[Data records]
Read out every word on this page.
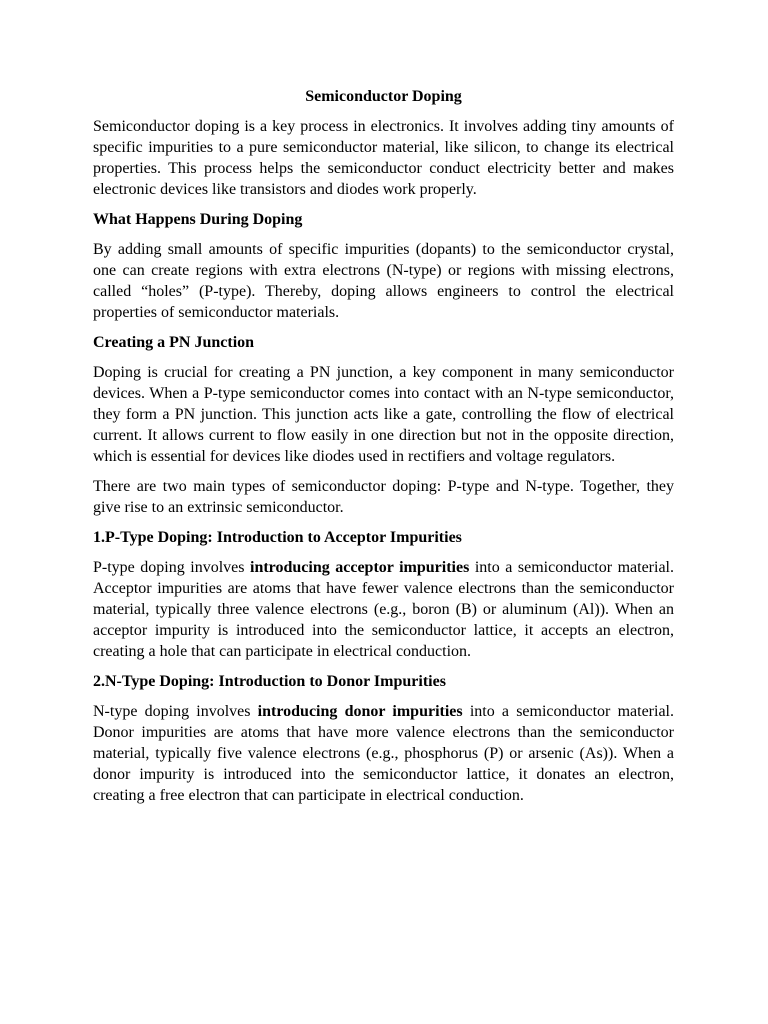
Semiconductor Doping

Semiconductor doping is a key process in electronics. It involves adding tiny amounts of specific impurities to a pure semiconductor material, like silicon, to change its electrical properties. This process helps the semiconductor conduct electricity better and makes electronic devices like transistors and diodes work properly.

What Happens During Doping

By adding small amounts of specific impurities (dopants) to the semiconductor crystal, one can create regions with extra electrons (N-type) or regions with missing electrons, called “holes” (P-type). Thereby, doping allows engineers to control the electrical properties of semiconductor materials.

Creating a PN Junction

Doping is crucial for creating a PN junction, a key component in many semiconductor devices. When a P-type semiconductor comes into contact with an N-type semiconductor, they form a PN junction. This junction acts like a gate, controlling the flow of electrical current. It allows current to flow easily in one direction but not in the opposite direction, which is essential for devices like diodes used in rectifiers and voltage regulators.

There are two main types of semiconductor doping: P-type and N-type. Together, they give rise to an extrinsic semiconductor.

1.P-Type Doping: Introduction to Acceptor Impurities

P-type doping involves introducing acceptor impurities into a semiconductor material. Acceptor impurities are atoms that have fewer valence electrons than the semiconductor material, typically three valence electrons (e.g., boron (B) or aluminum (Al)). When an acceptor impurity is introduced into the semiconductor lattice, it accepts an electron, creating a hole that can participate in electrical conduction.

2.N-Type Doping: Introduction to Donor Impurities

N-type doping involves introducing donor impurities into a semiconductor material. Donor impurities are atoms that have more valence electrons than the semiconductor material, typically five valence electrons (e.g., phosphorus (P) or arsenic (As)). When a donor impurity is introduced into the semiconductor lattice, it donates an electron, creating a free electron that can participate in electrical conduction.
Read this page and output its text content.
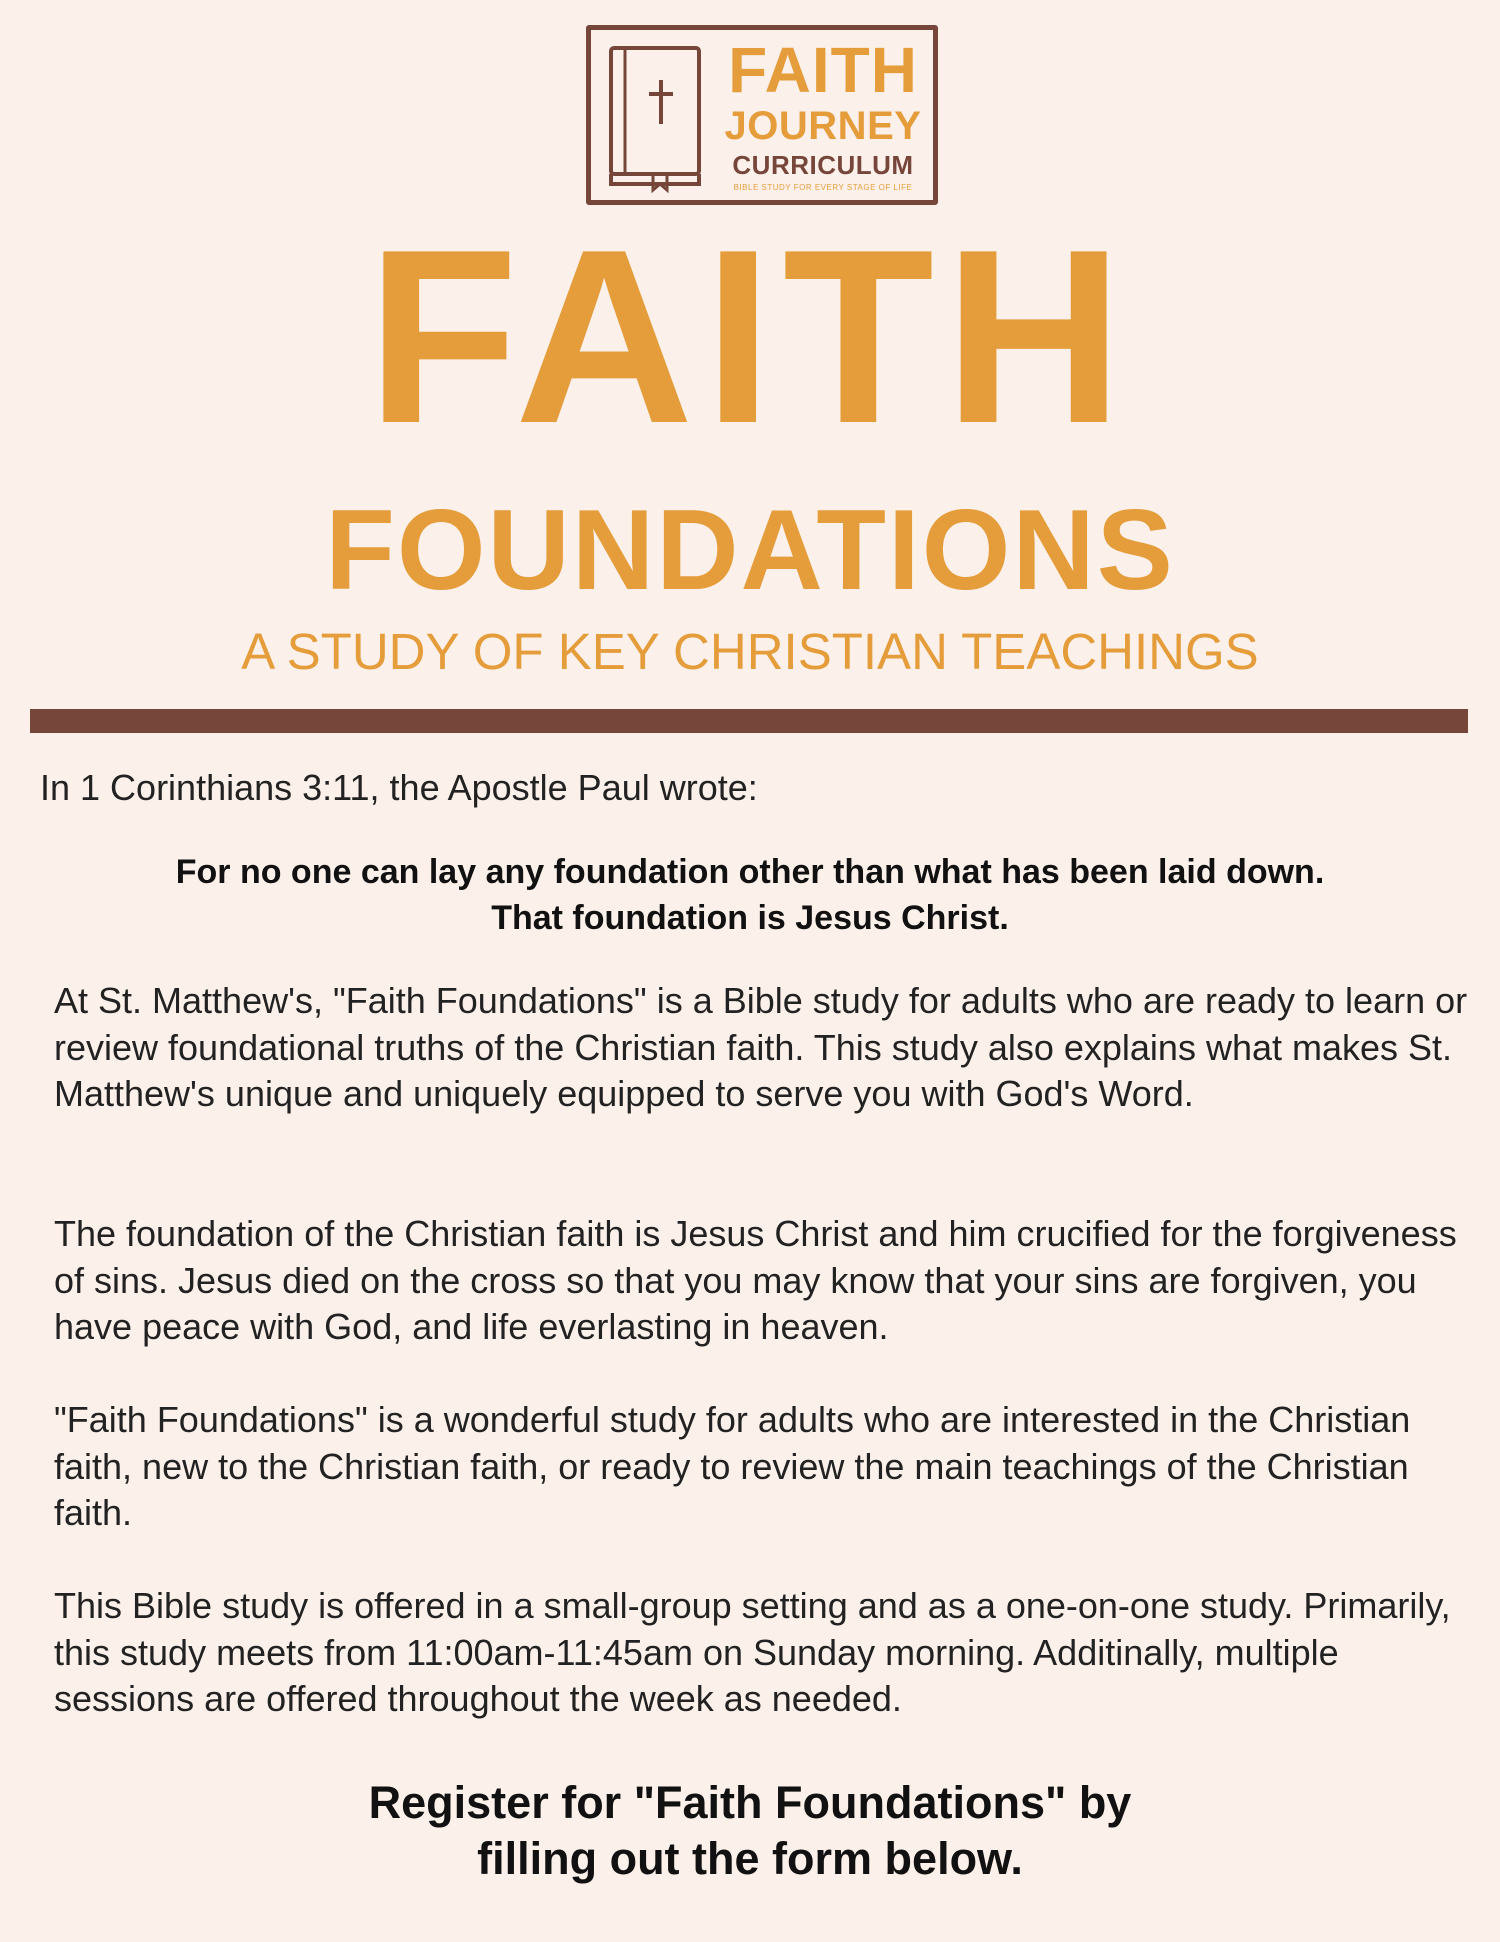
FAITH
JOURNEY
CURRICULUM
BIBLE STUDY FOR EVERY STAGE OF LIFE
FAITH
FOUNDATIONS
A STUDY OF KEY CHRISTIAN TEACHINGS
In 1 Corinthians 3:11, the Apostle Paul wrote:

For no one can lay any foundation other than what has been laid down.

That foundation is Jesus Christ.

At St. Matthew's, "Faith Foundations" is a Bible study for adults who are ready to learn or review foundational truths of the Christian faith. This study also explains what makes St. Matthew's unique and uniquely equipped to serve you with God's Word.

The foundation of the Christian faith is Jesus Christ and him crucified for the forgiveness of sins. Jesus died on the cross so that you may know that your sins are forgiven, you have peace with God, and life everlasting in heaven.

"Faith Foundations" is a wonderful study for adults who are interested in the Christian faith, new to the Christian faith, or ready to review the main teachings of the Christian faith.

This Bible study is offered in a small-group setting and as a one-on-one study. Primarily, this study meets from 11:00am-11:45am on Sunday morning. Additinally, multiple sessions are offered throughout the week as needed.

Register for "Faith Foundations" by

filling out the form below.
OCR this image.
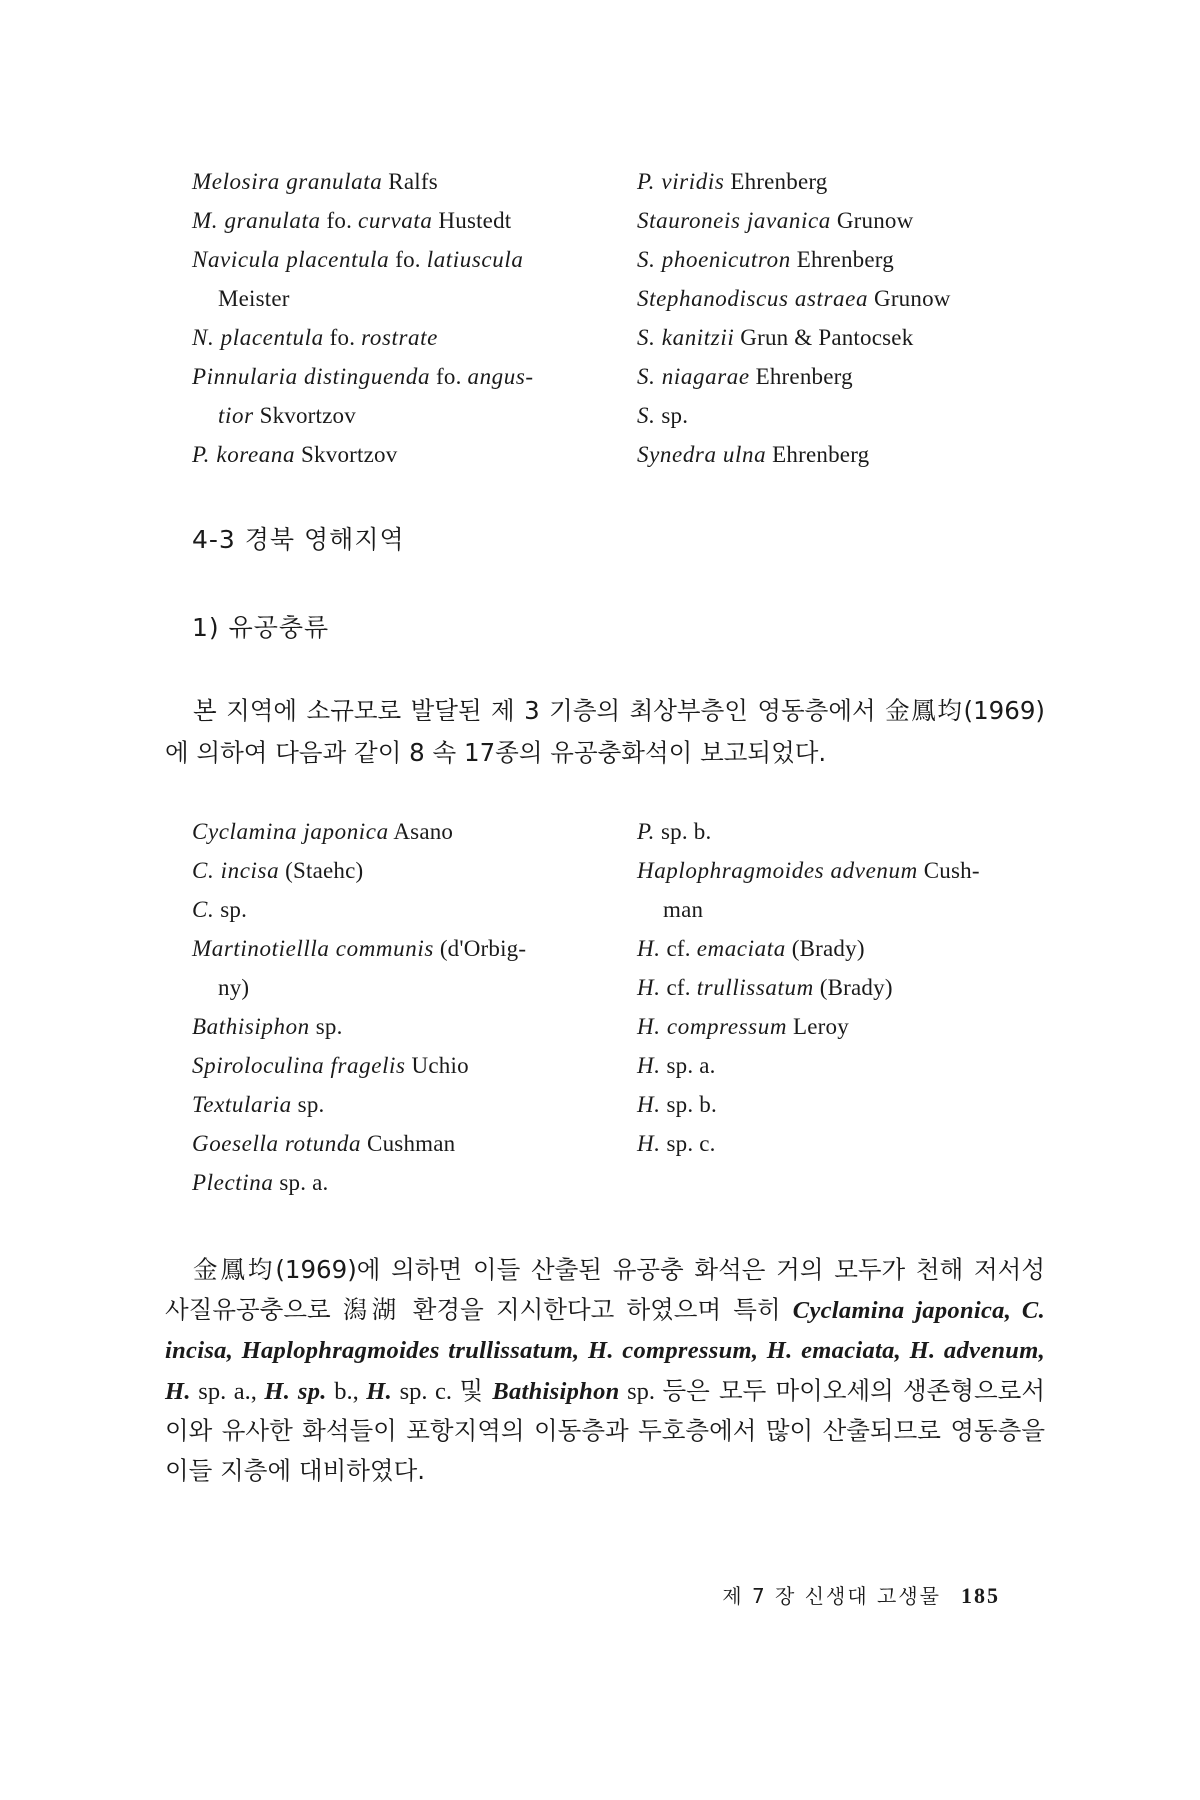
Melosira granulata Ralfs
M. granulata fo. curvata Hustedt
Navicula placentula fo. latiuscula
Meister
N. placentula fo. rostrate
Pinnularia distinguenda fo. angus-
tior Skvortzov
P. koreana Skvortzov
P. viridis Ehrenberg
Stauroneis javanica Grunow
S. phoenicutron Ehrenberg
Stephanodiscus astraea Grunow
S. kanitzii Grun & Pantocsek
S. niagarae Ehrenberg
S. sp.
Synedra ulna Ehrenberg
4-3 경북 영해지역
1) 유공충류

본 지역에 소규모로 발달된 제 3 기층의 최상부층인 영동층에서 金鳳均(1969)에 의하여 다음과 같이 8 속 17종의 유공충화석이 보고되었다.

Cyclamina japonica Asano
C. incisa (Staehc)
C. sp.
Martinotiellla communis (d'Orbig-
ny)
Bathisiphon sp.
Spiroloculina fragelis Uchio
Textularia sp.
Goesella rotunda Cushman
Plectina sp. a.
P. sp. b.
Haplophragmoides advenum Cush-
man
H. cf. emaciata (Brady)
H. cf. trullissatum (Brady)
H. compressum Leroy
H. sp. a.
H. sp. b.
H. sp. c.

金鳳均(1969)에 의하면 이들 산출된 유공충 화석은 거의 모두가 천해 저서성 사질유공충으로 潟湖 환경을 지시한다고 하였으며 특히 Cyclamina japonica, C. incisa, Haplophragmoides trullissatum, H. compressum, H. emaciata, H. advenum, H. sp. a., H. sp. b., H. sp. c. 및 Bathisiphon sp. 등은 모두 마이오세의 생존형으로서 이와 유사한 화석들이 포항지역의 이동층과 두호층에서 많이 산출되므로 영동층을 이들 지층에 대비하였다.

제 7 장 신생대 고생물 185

:: Problem description ::
Leaving the pictures aside, transcribe the entire listing exactly.

:: Result for this task ::
Read out every word on this page.
Semiconductor Doping

Semiconductor doping is a key process in electronics. It involves adding tiny amounts of specific impurities to a pure semiconductor material, like silicon, to change its electrical properties. This process helps the semiconductor conduct electricity better and makes electronic devices like transistors and diodes work properly.

What Happens During Doping

By adding small amounts of specific impurities (dopants) to the semiconductor crystal, one can create regions with extra electrons (N-type) or regions with missing electrons, called “holes” (P-type). Thereby, doping allows engineers to control the electrical properties of semiconductor materials.

Creating a PN Junction

Doping is crucial for creating a PN junction, a key component in many semiconductor devices. When a P-type semiconductor comes into contact with an N-type semiconductor, they form a PN junction. This junction acts like a gate, controlling the flow of electrical current. It allows current to flow easily in one direction but not in the opposite direction, which is essential for devices like diodes used in rectifiers and voltage regulators.

There are two main types of semiconductor doping: P-type and N-type. Together, they give rise to an extrinsic semiconductor.

1.P-Type Doping: Introduction to Acceptor Impurities

P-type doping involves introducing acceptor impurities into a semiconductor material. Acceptor impurities are atoms that have fewer valence electrons than the semiconductor material, typically three valence electrons (e.g., boron (B) or aluminum (Al)). When an acceptor impurity is introduced into the semiconductor lattice, it accepts an electron, creating a hole that can participate in electrical conduction.

2.N-Type Doping: Introduction to Donor Impurities

N-type doping involves introducing donor impurities into a semiconductor material. Donor impurities are atoms that have more valence electrons than the semiconductor material, typically five valence electrons (e.g., phosphorus (P) or arsenic (As)). When a donor impurity is introduced into the semiconductor lattice, it donates an electron, creating a free electron that can participate in electrical conduction.
Read this page and output its text content.
FAITH
JOURNEY
CURRICULUM
BIBLE STUDY FOR EVERY STAGE OF LIFE
FAITH
FOUNDATIONS
A STUDY OF KEY CHRISTIAN TEACHINGS
In 1 Corinthians 3:11, the Apostle Paul wrote:

For no one can lay any foundation other than what has been laid down.

That foundation is Jesus Christ.

At St. Matthew's, "Faith Foundations" is a Bible study for adults who are ready to learn or review foundational truths of the Christian faith. This study also explains what makes St. Matthew's unique and uniquely equipped to serve you with God's Word.

The foundation of the Christian faith is Jesus Christ and him crucified for the forgiveness of sins. Jesus died on the cross so that you may know that your sins are forgiven, you have peace with God, and life everlasting in heaven.

"Faith Foundations" is a wonderful study for adults who are interested in the Christian faith, new to the Christian faith, or ready to review the main teachings of the Christian faith.

This Bible study is offered in a small-group setting and as a one-on-one study. Primarily, this study meets from 11:00am-11:45am on Sunday morning. Additinally, multiple sessions are offered throughout the week as needed.

Register for "Faith Foundations" by

filling out the form below.
OCR this image.
Melosira granulata Ralfs
M. granulata fo. curvata Hustedt
Navicula placentula fo. latiuscula
Meister
N. placentula fo. rostrate
Pinnularia distinguenda fo. angus-
tior Skvortzov
P. koreana Skvortzov
P. viridis Ehrenberg
Stauroneis javanica Grunow
S. phoenicutron Ehrenberg
Stephanodiscus astraea Grunow
S. kanitzii Grun & Pantocsek
S. niagarae Ehrenberg
S. sp.
Synedra ulna Ehrenberg
4-3 경북 영해지역
1) 유공충류

본 지역에 소규모로 발달된 제 3 기층의 최상부층인 영동층에서 金鳳均(1969)에 의하여 다음과 같이 8 속 17종의 유공충화석이 보고되었다.

Cyclamina japonica Asano
C. incisa (Staehc)
C. sp.
Martinotiellla communis (d'Orbig-
ny)
Bathisiphon sp.
Spiroloculina fragelis Uchio
Textularia sp.
Goesella rotunda Cushman
Plectina sp. a.
P. sp. b.
Haplophragmoides advenum Cush-
man
H. cf. emaciata (Brady)
H. cf. trullissatum (Brady)
H. compressum Leroy
H. sp. a.
H. sp. b.
H. sp. c.

金鳳均(1969)에 의하면 이들 산출된 유공충 화석은 거의 모두가 천해 저서성 사질유공충으로 潟湖 환경을 지시한다고 하였으며 특히 Cyclamina japonica, C. incisa, Haplophragmoides trullissatum, H. compressum, H. emaciata, H. advenum, H. sp. a., H. sp. b., H. sp. c. 및 Bathisiphon sp. 등은 모두 마이오세의 생존형으로서 이와 유사한 화석들이 포항지역의 이동층과 두호층에서 많이 산출되므로 영동층을 이들 지층에 대비하였다.

제 7 장 신생대 고생물 185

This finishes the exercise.